--- Directive ---
Your job is to restate each entry word for word.

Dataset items
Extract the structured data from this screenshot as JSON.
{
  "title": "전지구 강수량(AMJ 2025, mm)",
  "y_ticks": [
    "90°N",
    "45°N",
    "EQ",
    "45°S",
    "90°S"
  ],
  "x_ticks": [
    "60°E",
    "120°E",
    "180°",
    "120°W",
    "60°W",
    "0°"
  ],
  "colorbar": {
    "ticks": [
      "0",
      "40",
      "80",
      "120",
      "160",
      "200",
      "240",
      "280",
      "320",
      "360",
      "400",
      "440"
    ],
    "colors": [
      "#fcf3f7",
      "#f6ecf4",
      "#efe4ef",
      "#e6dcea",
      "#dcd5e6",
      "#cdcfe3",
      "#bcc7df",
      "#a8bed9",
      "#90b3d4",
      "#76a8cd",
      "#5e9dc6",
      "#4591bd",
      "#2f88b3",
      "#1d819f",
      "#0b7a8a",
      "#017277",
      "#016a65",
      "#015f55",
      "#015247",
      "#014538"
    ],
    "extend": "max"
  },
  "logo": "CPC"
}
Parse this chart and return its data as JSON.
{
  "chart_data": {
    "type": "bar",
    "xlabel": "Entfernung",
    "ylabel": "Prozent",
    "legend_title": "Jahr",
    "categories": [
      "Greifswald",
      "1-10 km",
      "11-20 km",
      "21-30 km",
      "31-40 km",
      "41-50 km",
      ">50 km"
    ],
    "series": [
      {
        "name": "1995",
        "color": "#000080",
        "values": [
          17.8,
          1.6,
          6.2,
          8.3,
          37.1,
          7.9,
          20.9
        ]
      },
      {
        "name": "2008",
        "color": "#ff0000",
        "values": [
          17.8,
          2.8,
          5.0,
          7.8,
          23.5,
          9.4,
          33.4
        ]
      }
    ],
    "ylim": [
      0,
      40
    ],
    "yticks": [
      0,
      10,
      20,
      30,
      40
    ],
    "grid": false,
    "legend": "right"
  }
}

--- Answer below ---
Extract the structured data from this screenshot as JSON.
{
  "title": "전지구 강수량(AMJ 2025, mm)",
  "y_ticks": [
    "90°N",
    "45°N",
    "EQ",
    "45°S",
    "90°S"
  ],
  "x_ticks": [
    "60°E",
    "120°E",
    "180°",
    "120°W",
    "60°W",
    "0°"
  ],
  "colorbar": {
    "ticks": [
      "0",
      "40",
      "80",
      "120",
      "160",
      "200",
      "240",
      "280",
      "320",
      "360",
      "400",
      "440"
    ],
    "colors": [
      "#fcf3f7",
      "#f6ecf4",
      "#efe4ef",
      "#e6dcea",
      "#dcd5e6",
      "#cdcfe3",
      "#bcc7df",
      "#a8bed9",
      "#90b3d4",
      "#76a8cd",
      "#5e9dc6",
      "#4591bd",
      "#2f88b3",
      "#1d819f",
      "#0b7a8a",
      "#017277",
      "#016a65",
      "#015f55",
      "#015247",
      "#014538"
    ],
    "extend": "max"
  },
  "logo": "CPC"
}
Parse this chart and return its data as JSON.
{
  "chart_data": {
    "type": "bar",
    "xlabel": "Entfernung",
    "ylabel": "Prozent",
    "legend_title": "Jahr",
    "categories": [
      "Greifswald",
      "1-10 km",
      "11-20 km",
      "21-30 km",
      "31-40 km",
      "41-50 km",
      ">50 km"
    ],
    "series": [
      {
        "name": "1995",
        "color": "#000080",
        "values": [
          17.8,
          1.6,
          6.2,
          8.3,
          37.1,
          7.9,
          20.9
        ]
      },
      {
        "name": "2008",
        "color": "#ff0000",
        "values": [
          17.8,
          2.8,
          5.0,
          7.8,
          23.5,
          9.4,
          33.4
        ]
      }
    ],
    "ylim": [
      0,
      40
    ],
    "yticks": [
      0,
      10,
      20,
      30,
      40
    ],
    "grid": false,
    "legend": "right"
  }
}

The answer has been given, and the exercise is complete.